— Begin LISTED ENTRIES —

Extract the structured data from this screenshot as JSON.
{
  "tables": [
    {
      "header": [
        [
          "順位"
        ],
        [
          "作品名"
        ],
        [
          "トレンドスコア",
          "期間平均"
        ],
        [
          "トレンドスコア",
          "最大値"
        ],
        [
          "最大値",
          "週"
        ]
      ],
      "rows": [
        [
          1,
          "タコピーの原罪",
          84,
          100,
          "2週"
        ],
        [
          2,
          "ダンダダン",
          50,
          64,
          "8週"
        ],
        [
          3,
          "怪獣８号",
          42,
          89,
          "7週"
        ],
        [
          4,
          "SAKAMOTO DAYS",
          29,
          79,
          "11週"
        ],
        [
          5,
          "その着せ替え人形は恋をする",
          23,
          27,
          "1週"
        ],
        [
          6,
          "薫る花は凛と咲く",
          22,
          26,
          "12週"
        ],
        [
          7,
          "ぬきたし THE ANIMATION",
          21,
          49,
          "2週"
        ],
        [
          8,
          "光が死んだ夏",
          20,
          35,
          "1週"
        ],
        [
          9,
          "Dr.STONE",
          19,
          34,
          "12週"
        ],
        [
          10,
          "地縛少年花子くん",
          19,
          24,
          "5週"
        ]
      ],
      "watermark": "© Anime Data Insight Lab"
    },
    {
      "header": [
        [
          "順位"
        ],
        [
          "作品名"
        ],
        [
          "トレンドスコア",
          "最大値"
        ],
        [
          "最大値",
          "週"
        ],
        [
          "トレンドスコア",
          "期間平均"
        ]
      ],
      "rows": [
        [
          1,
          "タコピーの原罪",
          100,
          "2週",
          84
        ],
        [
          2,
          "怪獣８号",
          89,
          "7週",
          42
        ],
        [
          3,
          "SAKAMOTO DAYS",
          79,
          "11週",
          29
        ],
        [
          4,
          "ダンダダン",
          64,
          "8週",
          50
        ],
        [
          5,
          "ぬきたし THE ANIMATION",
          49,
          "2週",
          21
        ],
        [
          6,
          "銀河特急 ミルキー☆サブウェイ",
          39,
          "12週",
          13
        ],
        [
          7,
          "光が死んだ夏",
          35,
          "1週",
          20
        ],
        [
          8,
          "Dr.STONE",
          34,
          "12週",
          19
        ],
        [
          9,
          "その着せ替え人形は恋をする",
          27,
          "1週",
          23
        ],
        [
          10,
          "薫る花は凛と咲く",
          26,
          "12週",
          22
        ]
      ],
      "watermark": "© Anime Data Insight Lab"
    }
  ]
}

— End LISTED ENTRIES —

→ REQUIRED TASK
Take the listing above and set it down exactly.

→ RESULT OF THE EXERCISE
Extract the structured data from this screenshot as JSON.
{
  "tables": [
    {
      "header": [
        [
          "順位"
        ],
        [
          "作品名"
        ],
        [
          "トレンドスコア",
          "期間平均"
        ],
        [
          "トレンドスコア",
          "最大値"
        ],
        [
          "最大値",
          "週"
        ]
      ],
      "rows": [
        [
          1,
          "タコピーの原罪",
          84,
          100,
          "2週"
        ],
        [
          2,
          "ダンダダン",
          50,
          64,
          "8週"
        ],
        [
          3,
          "怪獣８号",
          42,
          89,
          "7週"
        ],
        [
          4,
          "SAKAMOTO DAYS",
          29,
          79,
          "11週"
        ],
        [
          5,
          "その着せ替え人形は恋をする",
          23,
          27,
          "1週"
        ],
        [
          6,
          "薫る花は凛と咲く",
          22,
          26,
          "12週"
        ],
        [
          7,
          "ぬきたし THE ANIMATION",
          21,
          49,
          "2週"
        ],
        [
          8,
          "光が死んだ夏",
          20,
          35,
          "1週"
        ],
        [
          9,
          "Dr.STONE",
          19,
          34,
          "12週"
        ],
        [
          10,
          "地縛少年花子くん",
          19,
          24,
          "5週"
        ]
      ],
      "watermark": "© Anime Data Insight Lab"
    },
    {
      "header": [
        [
          "順位"
        ],
        [
          "作品名"
        ],
        [
          "トレンドスコア",
          "最大値"
        ],
        [
          "最大値",
          "週"
        ],
        [
          "トレンドスコア",
          "期間平均"
        ]
      ],
      "rows": [
        [
          1,
          "タコピーの原罪",
          100,
          "2週",
          84
        ],
        [
          2,
          "怪獣８号",
          89,
          "7週",
          42
        ],
        [
          3,
          "SAKAMOTO DAYS",
          79,
          "11週",
          29
        ],
        [
          4,
          "ダンダダン",
          64,
          "8週",
          50
        ],
        [
          5,
          "ぬきたし THE ANIMATION",
          49,
          "2週",
          21
        ],
        [
          6,
          "銀河特急 ミルキー☆サブウェイ",
          39,
          "12週",
          13
        ],
        [
          7,
          "光が死んだ夏",
          35,
          "1週",
          20
        ],
        [
          8,
          "Dr.STONE",
          34,
          "12週",
          19
        ],
        [
          9,
          "その着せ替え人形は恋をする",
          27,
          "1週",
          23
        ],
        [
          10,
          "薫る花は凛と咲く",
          26,
          "12週",
          22
        ]
      ],
      "watermark": "© Anime Data Insight Lab"
    }
  ]
}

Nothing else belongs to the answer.